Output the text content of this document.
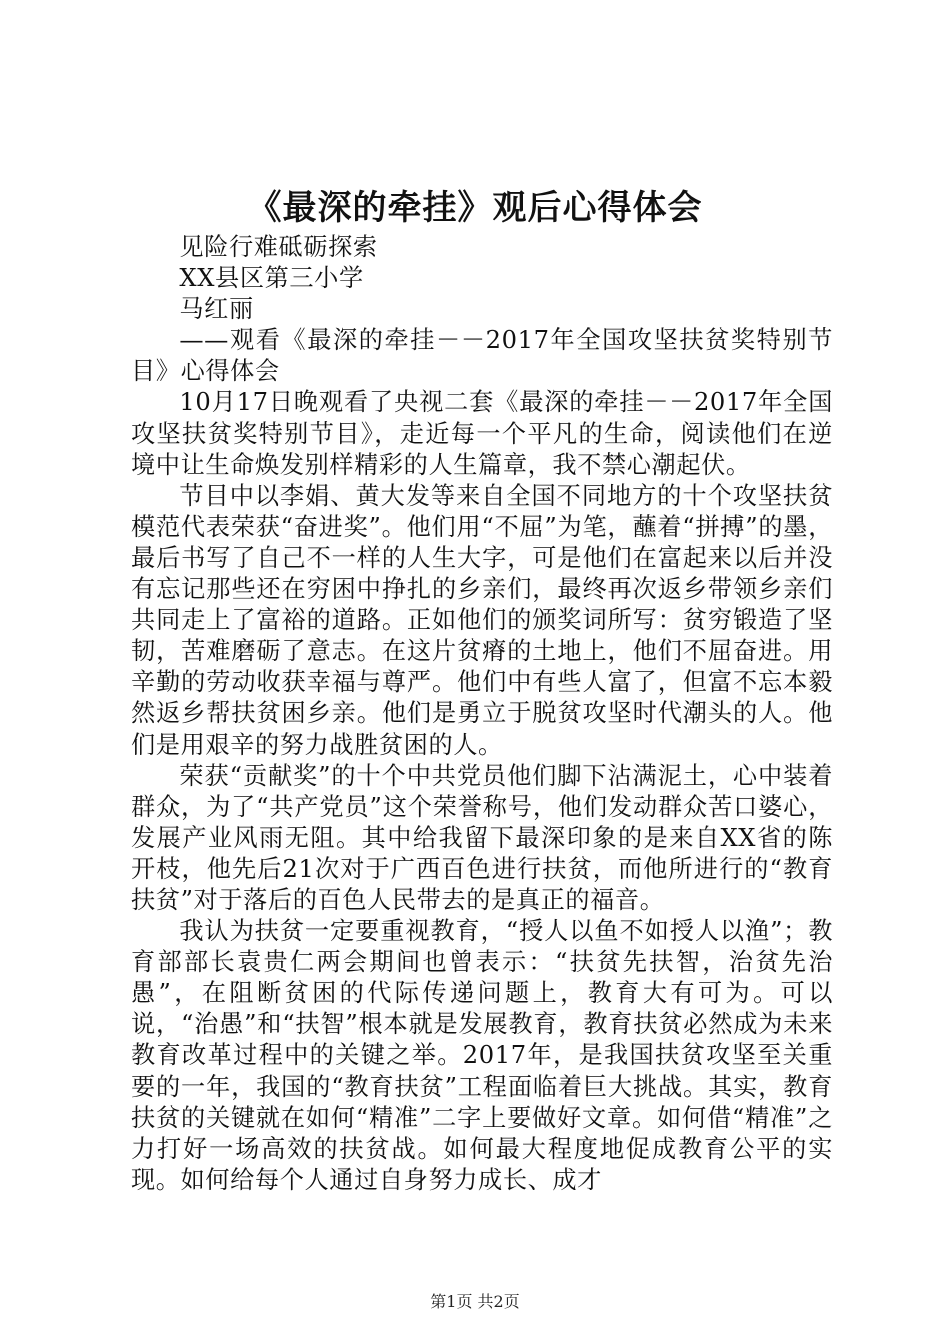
《最深的牵挂》观后心得体会

见险行难砥砺探索

XX县区第三小学

马红丽

——观看《最深的牵挂－－2017年全国攻坚扶贫奖特别节目》心得体会

10月17日晚观看了央视二套《最深的牵挂－－2017年全国攻坚扶贫奖特别节目》，走近每一个平凡的生命，阅读他们在逆境中让生命焕发别样精彩的人生篇章，我不禁心潮起伏。

节目中以李娟、黄大发等来自全国不同地方的十个攻坚扶贫模范代表荣获“奋进奖”。他们用“不屈”为笔，蘸着“拼搏”的墨，最后书写了自己不一样的人生大字，可是他们在富起来以后并没有忘记那些还在穷困中挣扎的乡亲们，最终再次返乡带领乡亲们共同走上了富裕的道路。正如他们的颁奖词所写：贫穷锻造了坚韧，苦难磨砺了意志。在这片贫瘠的土地上，他们不屈奋进。用辛勤的劳动收获幸福与尊严。他们中有些人富了，但富不忘本毅然返乡帮扶贫困乡亲。他们是勇立于脱贫攻坚时代潮头的人。他们是用艰辛的努力战胜贫困的人。

荣获“贡献奖”的十个中共党员他们脚下沾满泥土，心中装着群众，为了“共产党员”这个荣誉称号，他们发动群众苦口婆心，发展产业风雨无阻。其中给我留下最深印象的是来自XX省的陈开枝，他先后21次对于广西百色进行扶贫，而他所进行的“教育扶贫”对于落后的百色人民带去的是真正的福音。

我认为扶贫一定要重视教育，“授人以鱼不如授人以渔”；教育部部长袁贵仁两会期间也曾表示：“扶贫先扶智，治贫先治愚”，在阻断贫困的代际传递问题上，教育大有可为。可以说，“治愚”和“扶智”根本就是发展教育，教育扶贫必然成为未来教育改革过程中的关键之举。2017年，是我国扶贫攻坚至关重要的一年，我国的“教育扶贫”工程面临着巨大挑战。其实，教育扶贫的关键就在如何“精准”二字上要做好文章。如何借“精准”之力打好一场高效的扶贫战。如何最大程度地促成教育公平的实现。如何给每个人通过自身努力成长、成才

第1页 共2页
────────────────────────────────────────
Without including any picture, retype the entries exactly.

Output the text content of this document.
《最深的牵挂》观后心得体会

见险行难砥砺探索

XX县区第三小学

马红丽

——观看《最深的牵挂－－2017年全国攻坚扶贫奖特别节目》心得体会

10月17日晚观看了央视二套《最深的牵挂－－2017年全国攻坚扶贫奖特别节目》，走近每一个平凡的生命，阅读他们在逆境中让生命焕发别样精彩的人生篇章，我不禁心潮起伏。

节目中以李娟、黄大发等来自全国不同地方的十个攻坚扶贫模范代表荣获“奋进奖”。他们用“不屈”为笔，蘸着“拼搏”的墨，最后书写了自己不一样的人生大字，可是他们在富起来以后并没有忘记那些还在穷困中挣扎的乡亲们，最终再次返乡带领乡亲们共同走上了富裕的道路。正如他们的颁奖词所写：贫穷锻造了坚韧，苦难磨砺了意志。在这片贫瘠的土地上，他们不屈奋进。用辛勤的劳动收获幸福与尊严。他们中有些人富了，但富不忘本毅然返乡帮扶贫困乡亲。他们是勇立于脱贫攻坚时代潮头的人。他们是用艰辛的努力战胜贫困的人。

荣获“贡献奖”的十个中共党员他们脚下沾满泥土，心中装着群众，为了“共产党员”这个荣誉称号，他们发动群众苦口婆心，发展产业风雨无阻。其中给我留下最深印象的是来自XX省的陈开枝，他先后21次对于广西百色进行扶贫，而他所进行的“教育扶贫”对于落后的百色人民带去的是真正的福音。

我认为扶贫一定要重视教育，“授人以鱼不如授人以渔”；教育部部长袁贵仁两会期间也曾表示：“扶贫先扶智，治贫先治愚”，在阻断贫困的代际传递问题上，教育大有可为。可以说，“治愚”和“扶智”根本就是发展教育，教育扶贫必然成为未来教育改革过程中的关键之举。2017年，是我国扶贫攻坚至关重要的一年，我国的“教育扶贫”工程面临着巨大挑战。其实，教育扶贫的关键就在如何“精准”二字上要做好文章。如何借“精准”之力打好一场高效的扶贫战。如何最大程度地促成教育公平的实现。如何给每个人通过自身努力成长、成才

第1页 共2页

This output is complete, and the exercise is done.